## begin Extracted material
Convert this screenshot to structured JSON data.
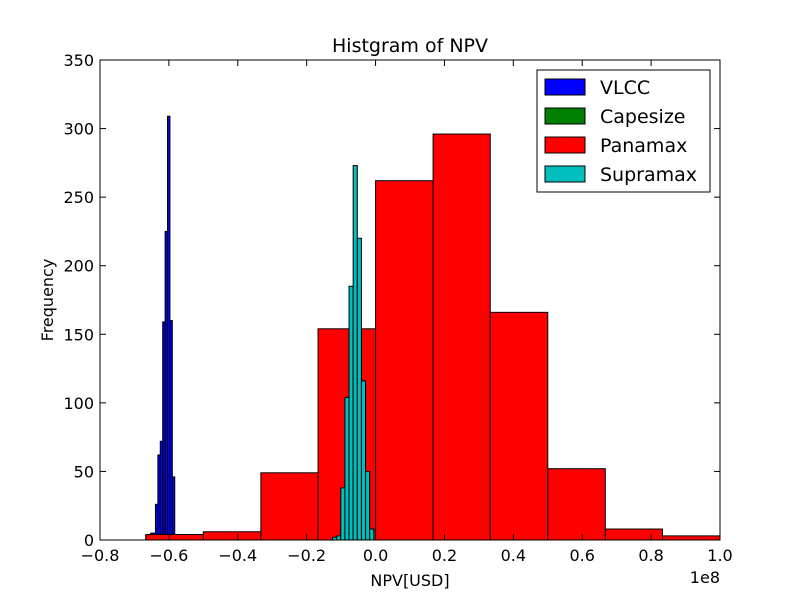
{
  "chart_data": {
    "type": "bar",
    "subtype": "histogram",
    "title": "Histgram of NPV",
    "xlabel": "NPV[USD]",
    "ylabel": "Frequency",
    "x_offset_label": "1e8",
    "xlim": [
      -0.8,
      1.0
    ],
    "ylim": [
      0,
      350
    ],
    "x_ticks": [
      -0.8,
      -0.6,
      -0.4,
      -0.2,
      0.0,
      0.2,
      0.4,
      0.6,
      0.8,
      1.0
    ],
    "x_tick_labels": [
      "−0.8",
      "−0.6",
      "−0.4",
      "−0.2",
      "0.0",
      "0.2",
      "0.4",
      "0.6",
      "0.8",
      "1.0"
    ],
    "y_ticks": [
      0,
      50,
      100,
      150,
      200,
      250,
      300,
      350
    ],
    "y_tick_labels": [
      "0",
      "50",
      "100",
      "150",
      "200",
      "250",
      "300",
      "350"
    ],
    "grid": false,
    "legend_position": "top-right",
    "series": [
      {
        "name": "VLCC",
        "color": "#0000ff",
        "bin_edges": [
          -0.667,
          -0.66,
          -0.653,
          -0.646,
          -0.639,
          -0.632,
          -0.625,
          -0.618,
          -0.611,
          -0.604,
          -0.597,
          -0.59,
          -0.583,
          -0.576,
          -0.569,
          -0.562
        ],
        "counts": [
          3,
          4,
          5,
          5,
          26,
          62,
          72,
          159,
          225,
          309,
          160,
          46,
          0,
          0,
          0
        ]
      },
      {
        "name": "Capesize",
        "color": "#008000",
        "bin_edges": [],
        "counts": []
      },
      {
        "name": "Panamax",
        "color": "#ff0000",
        "bin_edges": [
          -0.667,
          -0.5,
          -0.333,
          -0.167,
          0.0,
          0.167,
          0.333,
          0.5,
          0.667,
          0.833,
          1.0
        ],
        "counts": [
          4,
          6,
          49,
          154,
          262,
          296,
          166,
          52,
          8,
          3
        ]
      },
      {
        "name": "Supramax",
        "color": "#00bfbf",
        "bin_edges": [
          -0.125,
          -0.113,
          -0.101,
          -0.089,
          -0.077,
          -0.065,
          -0.053,
          -0.041,
          -0.029,
          -0.017,
          -0.005
        ],
        "counts": [
          2,
          3,
          38,
          104,
          185,
          273,
          220,
          116,
          50,
          8
        ]
      }
    ]
  }
}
## end Extracted material
» Problem to solve:
Copy out each line of the entries that holds "color".

» Response to this exercise:
        "color": "#0000ff",
        "color": "#008000",
        "color": "#ff0000",
        "color": "#00bfbf",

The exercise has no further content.